======== Input

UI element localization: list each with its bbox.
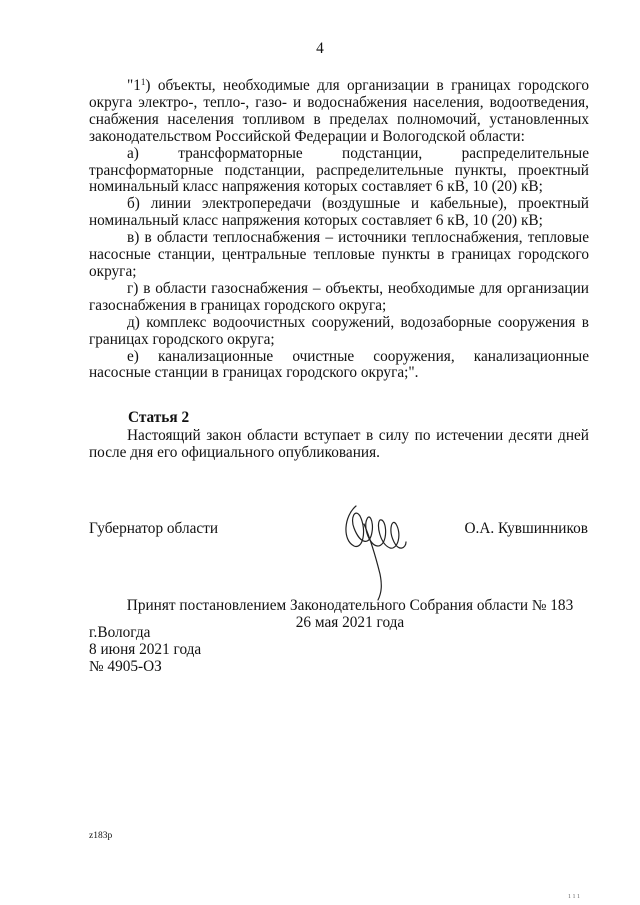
signer-name: О.А. Кувшинников: [464, 520, 588, 537]
article-2-text: Настоящий закон области вступает в силу по истечении десяти дней после дня его официального опубликования.: [89, 427, 589, 461]
intro-superscript: 1: [140, 77, 146, 87]
corner-mark: 1 1 1: [568, 894, 580, 900]
item-b: б) линии электропередачи (воздушные и кабельные), проектный номинальный класс напряжения которых составляет 6 кВ, 10 (20) кВ;: [89, 195, 589, 230]
intro-quote: "1: [127, 77, 141, 94]
item-g: г) в области газоснабжения – объекты, необходимые для организации газоснабжения в границах городского округа;: [89, 279, 589, 314]
city: г.Вологда: [89, 624, 151, 641]
signer-position: Губернатор области: [89, 520, 219, 537]
item-d: д) комплекс водоочистных сооружений, водозаборные сооружения в границах городского округа;: [89, 313, 589, 348]
item-v: в) в области теплоснабжения – источники теплоснабжения, тепловые насосные станции, центральные тепловые пункты в границах городского округа;: [89, 229, 589, 280]
intro-text: ) объекты, необходимые для организации в границах городского округа электро-, тепло-, газо- и водоснабжения населения, водоотведения, снабжения населения топливом в пределах полномочий, установленных законодательством Российской Федерации и Вологодской области:: [89, 77, 589, 145]
place-and-date: [89, 625, 201, 676]
law-number: № 4905-ОЗ: [89, 657, 162, 675]
adoption-line-1: Принят постановлением Законодательного Собрания области № 183: [126, 597, 574, 614]
intro-paragraph: [89, 78, 589, 146]
handwritten-signature: [336, 494, 412, 602]
article-2-title: Статья 2: [128, 409, 190, 426]
adoption-line-2: 26 мая 2021 года: [295, 613, 405, 631]
page-number: 4: [316, 40, 324, 57]
sign-date: 8 июня 2021 года: [89, 640, 202, 658]
item-a: а) трансформаторные подстанции, распределительные трансформаторные подстанции, распределительные пункты, проектный номинальный класс напряжения которых составляет 6 кВ, 10 (20) кВ;: [89, 144, 589, 196]
article-2-body: [89, 428, 589, 462]
item-e: е) канализационные очистные сооружения, канализационные насосные станции в границах городского округа;".: [89, 347, 589, 382]
law-body: [89, 78, 589, 382]
footer-code: z183p: [89, 831, 113, 841]
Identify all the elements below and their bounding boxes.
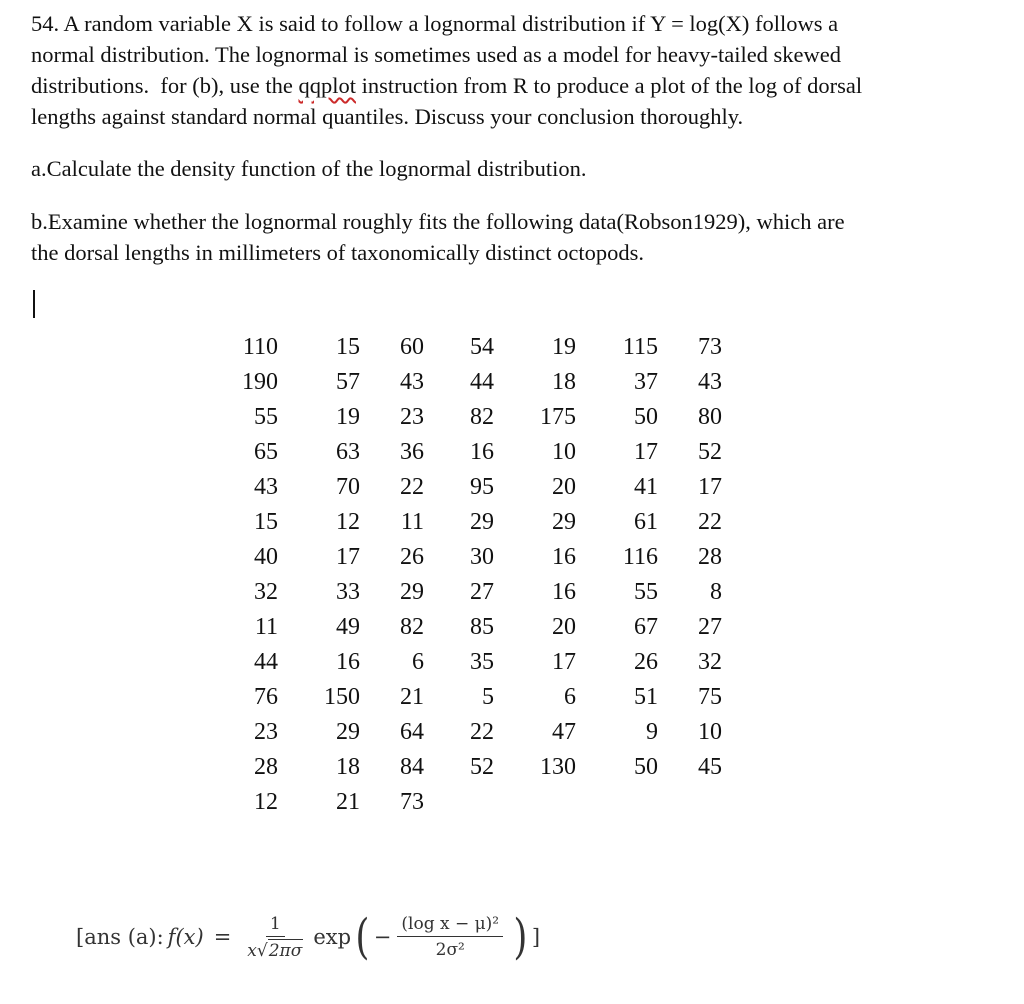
table-cell: 29: [552, 509, 576, 535]
table-cell: 28: [254, 754, 278, 780]
table-cell: 45: [698, 754, 722, 780]
problem-line-1: 54. A random variable X is said to follow a lognormal distribution if Y = log(X) follows a: [31, 11, 839, 36]
table-cell: 21: [400, 684, 424, 710]
table-cell: 6: [564, 684, 576, 710]
table-cell: 30: [470, 544, 494, 570]
table-cell: 95: [470, 474, 494, 500]
table-cell: 20: [552, 614, 576, 640]
table-cell: 41: [634, 474, 658, 500]
table-cell: 51: [634, 684, 658, 710]
table-cell: 175: [540, 404, 576, 430]
table-cell: 57: [336, 369, 360, 395]
table-cell: 47: [552, 719, 576, 745]
table-cell: 32: [698, 649, 722, 675]
table-cell: 84: [400, 754, 424, 780]
table-cell: 43: [698, 369, 722, 395]
answer-fraction-2: [397, 913, 503, 961]
table-cell: 37: [634, 369, 658, 395]
table-cell: 55: [254, 404, 278, 430]
answer-sqrt-expression: [247, 939, 303, 962]
table-cell: 43: [254, 474, 278, 500]
table-cell: 26: [634, 649, 658, 675]
table-cell: 22: [698, 509, 722, 535]
table-cell: 116: [622, 544, 658, 570]
table-row: [220, 680, 722, 715]
table-cell: 15: [336, 334, 360, 360]
answer-exp: exp: [313, 925, 352, 949]
table-cell: 82: [470, 404, 494, 430]
part-b: [31, 206, 991, 268]
table-cell: 115: [622, 334, 658, 360]
answer-function: f(x): [167, 925, 204, 949]
table-cell: 73: [698, 334, 722, 360]
table-row: [220, 785, 722, 820]
table-cell: 44: [254, 649, 278, 675]
table-cell: 17: [634, 439, 658, 465]
table-cell: 26: [400, 544, 424, 570]
table-cell: 33: [336, 579, 360, 605]
part-a: a.Calculate the density function of the lognormal distribution.: [31, 156, 587, 181]
sqrt-icon: √: [256, 940, 268, 961]
table-cell: 40: [254, 544, 278, 570]
table-cell: 76: [254, 684, 278, 710]
table-cell: 44: [470, 369, 494, 395]
table-cell: 80: [698, 404, 722, 430]
answer-fraction-1-numerator: 1: [266, 913, 285, 937]
table-cell: 63: [336, 439, 360, 465]
table-cell: 20: [552, 474, 576, 500]
table-cell: 21: [336, 789, 360, 815]
table-cell: 54: [470, 334, 494, 360]
table-row: [220, 750, 722, 785]
table-cell: 55: [634, 579, 658, 605]
table-cell: 70: [336, 474, 360, 500]
table-cell: 35: [470, 649, 494, 675]
answer-fraction-1-denominator: [243, 937, 307, 962]
problem-statement: [31, 8, 991, 132]
table-row: [220, 645, 722, 680]
table-cell: 15: [254, 509, 278, 535]
table-cell: 8: [710, 579, 722, 605]
table-row: [220, 575, 722, 610]
table-cell: 110: [242, 334, 278, 360]
table-cell: 16: [552, 544, 576, 570]
table-row: [220, 470, 722, 505]
problem-line-4: lengths against standard normal quantiles. Discuss your conclusion thoroughly.: [31, 104, 744, 129]
answer-sqrt-content: 2πσ: [268, 940, 303, 961]
table-cell: 10: [552, 439, 576, 465]
answer-minus: −: [373, 925, 392, 949]
table-row: [220, 400, 722, 435]
table-cell: 12: [336, 509, 360, 535]
table-cell: 29: [470, 509, 494, 535]
answer-denominator-x: x: [247, 940, 257, 961]
answer-open-paren: (: [355, 909, 370, 965]
table-cell: 19: [336, 404, 360, 430]
table-row: [220, 435, 722, 470]
table-cell: 85: [470, 614, 494, 640]
table-cell: 16: [336, 649, 360, 675]
table-row: [220, 365, 722, 400]
table-cell: 29: [400, 579, 424, 605]
answer-formula: [76, 902, 540, 972]
table-cell: 52: [470, 754, 494, 780]
table-cell: 16: [552, 579, 576, 605]
table-cell: 11: [400, 509, 424, 535]
table-cell: 12: [254, 789, 278, 815]
answer-fraction-2-denominator: 2σ²: [435, 940, 465, 960]
table-cell: 36: [400, 439, 424, 465]
table-cell: 65: [254, 439, 278, 465]
answer-equals: =: [213, 925, 232, 949]
table-cell: 10: [698, 719, 722, 745]
table-cell: 16: [470, 439, 494, 465]
table-cell: 18: [552, 369, 576, 395]
table-cell: 17: [552, 649, 576, 675]
answer-close-paren: ): [513, 909, 528, 965]
table-cell: 64: [400, 719, 424, 745]
table-cell: 190: [242, 369, 278, 395]
answer-fraction-1: [243, 913, 307, 962]
table-cell: 19: [552, 334, 576, 360]
part-b-line-1: b.Examine whether the lognormal roughly fits the following data(Robson1929), which are: [31, 209, 845, 234]
table-row: [220, 540, 722, 575]
table-cell: 9: [646, 719, 658, 745]
table-cell: 61: [634, 509, 658, 535]
table-cell: 130: [540, 754, 576, 780]
table-cell: 73: [400, 789, 424, 815]
table-cell: 27: [470, 579, 494, 605]
table-cell: 49: [336, 614, 360, 640]
problem-line-3-end: instruction from R to produce a plot of the log of dorsal: [355, 73, 863, 98]
table-cell: 60: [400, 334, 424, 360]
table-cell: 32: [254, 579, 278, 605]
dorsal-length-table-body: [220, 330, 722, 820]
table-cell: 6: [412, 649, 424, 675]
table-row: [220, 505, 722, 540]
table-cell: 52: [698, 439, 722, 465]
table-cell: 150: [324, 684, 360, 710]
table-cell: 28: [698, 544, 722, 570]
answer-suffix: ]: [531, 925, 541, 949]
problem-line-2: normal distribution. The lognormal is sometimes used as a model for heavy-tailed skewed: [31, 42, 842, 67]
dorsal-length-table: [220, 330, 722, 820]
table-cell: 22: [400, 474, 424, 500]
table-cell: 11: [254, 614, 278, 640]
misspelled-word[interactable]: qqplot: [298, 73, 356, 98]
table-cell: 5: [482, 684, 494, 710]
table-cell: 23: [400, 404, 424, 430]
table-cell: 50: [634, 404, 658, 430]
table-row: [220, 610, 722, 645]
answer-prefix: [ans (a):: [76, 925, 164, 949]
table-cell: 17: [698, 474, 722, 500]
table-row: [220, 715, 722, 750]
table-cell: 43: [400, 369, 424, 395]
table-cell: 50: [634, 754, 658, 780]
table-cell: 27: [698, 614, 722, 640]
table-cell: 18: [336, 754, 360, 780]
text-cursor: [33, 290, 35, 318]
table-cell: 75: [698, 684, 722, 710]
table-cell: 29: [336, 719, 360, 745]
table-cell: 23: [254, 719, 278, 745]
table-cell: 82: [400, 614, 424, 640]
table-cell: 67: [634, 614, 658, 640]
answer-fraction-2-numerator: (log x − μ)²: [397, 913, 503, 937]
problem-line-3: [31, 70, 991, 101]
part-b-line-2: the dorsal lengths in millimeters of taxonomically distinct octopods.: [31, 240, 645, 265]
table-cell: 22: [470, 719, 494, 745]
problem-line-3-start: distributions. for (b), use the: [31, 73, 299, 98]
table-cell: 17: [336, 544, 360, 570]
table-row: [220, 330, 722, 365]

================

__Your instructions__.
Recast the lines of the records above as a Markdown table with the columns Row and Line, numbering each line and leaving out blank lines. Begin at the line that has "signer-name: О.А. Кувшинников: [464, 520, 588, 537]" and stop after the one that has "corner-mark: 1 1 1: [568, 894, 580, 900]".

__Written reply__.
| Row | Line |
|---|---|
| 1 | signer-name: О.А. Кувшинников: [464, 520, 588, 537] |
| 2 | article-2-text: Настоящий закон области вступает в силу по истечении десяти дней после дня его официального опубликования.: [89, 427, 589, 461] |
| 3 | intro-superscript: 1: [140, 77, 146, 87] |
| 4 | corner-mark: 1 1 1: [568, 894, 580, 900] |